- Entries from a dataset
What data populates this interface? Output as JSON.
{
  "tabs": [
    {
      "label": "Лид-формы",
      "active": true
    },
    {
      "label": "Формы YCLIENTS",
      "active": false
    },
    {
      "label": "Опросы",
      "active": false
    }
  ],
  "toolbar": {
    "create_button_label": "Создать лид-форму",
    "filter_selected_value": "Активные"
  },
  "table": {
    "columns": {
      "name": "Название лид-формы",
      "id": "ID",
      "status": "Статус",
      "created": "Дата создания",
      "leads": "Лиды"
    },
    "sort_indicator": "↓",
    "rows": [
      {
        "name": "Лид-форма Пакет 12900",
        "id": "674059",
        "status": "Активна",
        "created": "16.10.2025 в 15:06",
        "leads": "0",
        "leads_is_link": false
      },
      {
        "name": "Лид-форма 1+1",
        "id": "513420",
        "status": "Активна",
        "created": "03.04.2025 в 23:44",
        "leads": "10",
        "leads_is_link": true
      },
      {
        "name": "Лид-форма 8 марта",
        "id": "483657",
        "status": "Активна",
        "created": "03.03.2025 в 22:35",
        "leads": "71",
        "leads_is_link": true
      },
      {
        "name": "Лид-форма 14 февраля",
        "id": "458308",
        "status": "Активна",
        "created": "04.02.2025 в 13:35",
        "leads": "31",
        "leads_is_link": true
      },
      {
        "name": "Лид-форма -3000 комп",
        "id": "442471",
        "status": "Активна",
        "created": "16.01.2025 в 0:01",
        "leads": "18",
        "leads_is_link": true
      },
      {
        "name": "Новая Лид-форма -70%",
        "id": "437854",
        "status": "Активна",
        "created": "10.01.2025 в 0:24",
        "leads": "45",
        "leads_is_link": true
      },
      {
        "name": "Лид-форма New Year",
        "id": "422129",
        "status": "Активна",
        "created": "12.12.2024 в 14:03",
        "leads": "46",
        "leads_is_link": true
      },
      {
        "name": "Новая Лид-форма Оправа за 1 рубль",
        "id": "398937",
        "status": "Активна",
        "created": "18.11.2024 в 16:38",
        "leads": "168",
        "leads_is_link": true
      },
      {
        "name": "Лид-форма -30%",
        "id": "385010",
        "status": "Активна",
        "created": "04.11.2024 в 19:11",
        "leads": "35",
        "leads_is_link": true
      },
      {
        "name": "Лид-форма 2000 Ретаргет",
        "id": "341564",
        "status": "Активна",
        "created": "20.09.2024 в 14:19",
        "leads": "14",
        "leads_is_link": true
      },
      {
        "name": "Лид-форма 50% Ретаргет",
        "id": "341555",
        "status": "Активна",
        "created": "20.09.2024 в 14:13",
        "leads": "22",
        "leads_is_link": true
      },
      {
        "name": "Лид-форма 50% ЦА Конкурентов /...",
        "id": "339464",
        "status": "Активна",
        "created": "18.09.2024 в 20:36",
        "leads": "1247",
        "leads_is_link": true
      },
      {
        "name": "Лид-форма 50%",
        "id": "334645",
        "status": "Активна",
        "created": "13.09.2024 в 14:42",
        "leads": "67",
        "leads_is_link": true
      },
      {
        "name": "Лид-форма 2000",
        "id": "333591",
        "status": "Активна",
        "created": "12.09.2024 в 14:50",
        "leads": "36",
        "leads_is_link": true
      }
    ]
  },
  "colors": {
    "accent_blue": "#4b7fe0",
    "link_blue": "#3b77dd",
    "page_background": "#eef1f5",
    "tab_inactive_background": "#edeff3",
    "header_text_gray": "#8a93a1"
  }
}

- Exercise details
Extract each record, keeping it identical to the original.

- Result
What data populates this interface? Output as JSON.
{
  "tabs": [
    {
      "label": "Лид-формы",
      "active": true
    },
    {
      "label": "Формы YCLIENTS",
      "active": false
    },
    {
      "label": "Опросы",
      "active": false
    }
  ],
  "toolbar": {
    "create_button_label": "Создать лид-форму",
    "filter_selected_value": "Активные"
  },
  "table": {
    "columns": {
      "name": "Название лид-формы",
      "id": "ID",
      "status": "Статус",
      "created": "Дата создания",
      "leads": "Лиды"
    },
    "sort_indicator": "↓",
    "rows": [
      {
        "name": "Лид-форма Пакет 12900",
        "id": "674059",
        "status": "Активна",
        "created": "16.10.2025 в 15:06",
        "leads": "0",
        "leads_is_link": false
      },
      {
        "name": "Лид-форма 1+1",
        "id": "513420",
        "status": "Активна",
        "created": "03.04.2025 в 23:44",
        "leads": "10",
        "leads_is_link": true
      },
      {
        "name": "Лид-форма 8 марта",
        "id": "483657",
        "status": "Активна",
        "created": "03.03.2025 в 22:35",
        "leads": "71",
        "leads_is_link": true
      },
      {
        "name": "Лид-форма 14 февраля",
        "id": "458308",
        "status": "Активна",
        "created": "04.02.2025 в 13:35",
        "leads": "31",
        "leads_is_link": true
      },
      {
        "name": "Лид-форма -3000 комп",
        "id": "442471",
        "status": "Активна",
        "created": "16.01.2025 в 0:01",
        "leads": "18",
        "leads_is_link": true
      },
      {
        "name": "Новая Лид-форма -70%",
        "id": "437854",
        "status": "Активна",
        "created": "10.01.2025 в 0:24",
        "leads": "45",
        "leads_is_link": true
      },
      {
        "name": "Лид-форма New Year",
        "id": "422129",
        "status": "Активна",
        "created": "12.12.2024 в 14:03",
        "leads": "46",
        "leads_is_link": true
      },
      {
        "name": "Новая Лид-форма Оправа за 1 рубль",
        "id": "398937",
        "status": "Активна",
        "created": "18.11.2024 в 16:38",
        "leads": "168",
        "leads_is_link": true
      },
      {
        "name": "Лид-форма -30%",
        "id": "385010",
        "status": "Активна",
        "created": "04.11.2024 в 19:11",
        "leads": "35",
        "leads_is_link": true
      },
      {
        "name": "Лид-форма 2000 Ретаргет",
        "id": "341564",
        "status": "Активна",
        "created": "20.09.2024 в 14:19",
        "leads": "14",
        "leads_is_link": true
      },
      {
        "name": "Лид-форма 50% Ретаргет",
        "id": "341555",
        "status": "Активна",
        "created": "20.09.2024 в 14:13",
        "leads": "22",
        "leads_is_link": true
      },
      {
        "name": "Лид-форма 50% ЦА Конкурентов /...",
        "id": "339464",
        "status": "Активна",
        "created": "18.09.2024 в 20:36",
        "leads": "1247",
        "leads_is_link": true
      },
      {
        "name": "Лид-форма 50%",
        "id": "334645",
        "status": "Активна",
        "created": "13.09.2024 в 14:42",
        "leads": "67",
        "leads_is_link": true
      },
      {
        "name": "Лид-форма 2000",
        "id": "333591",
        "status": "Активна",
        "created": "12.09.2024 в 14:50",
        "leads": "36",
        "leads_is_link": true
      }
    ]
  },
  "colors": {
    "accent_blue": "#4b7fe0",
    "link_blue": "#3b77dd",
    "page_background": "#eef1f5",
    "tab_inactive_background": "#edeff3",
    "header_text_gray": "#8a93a1"
  }
}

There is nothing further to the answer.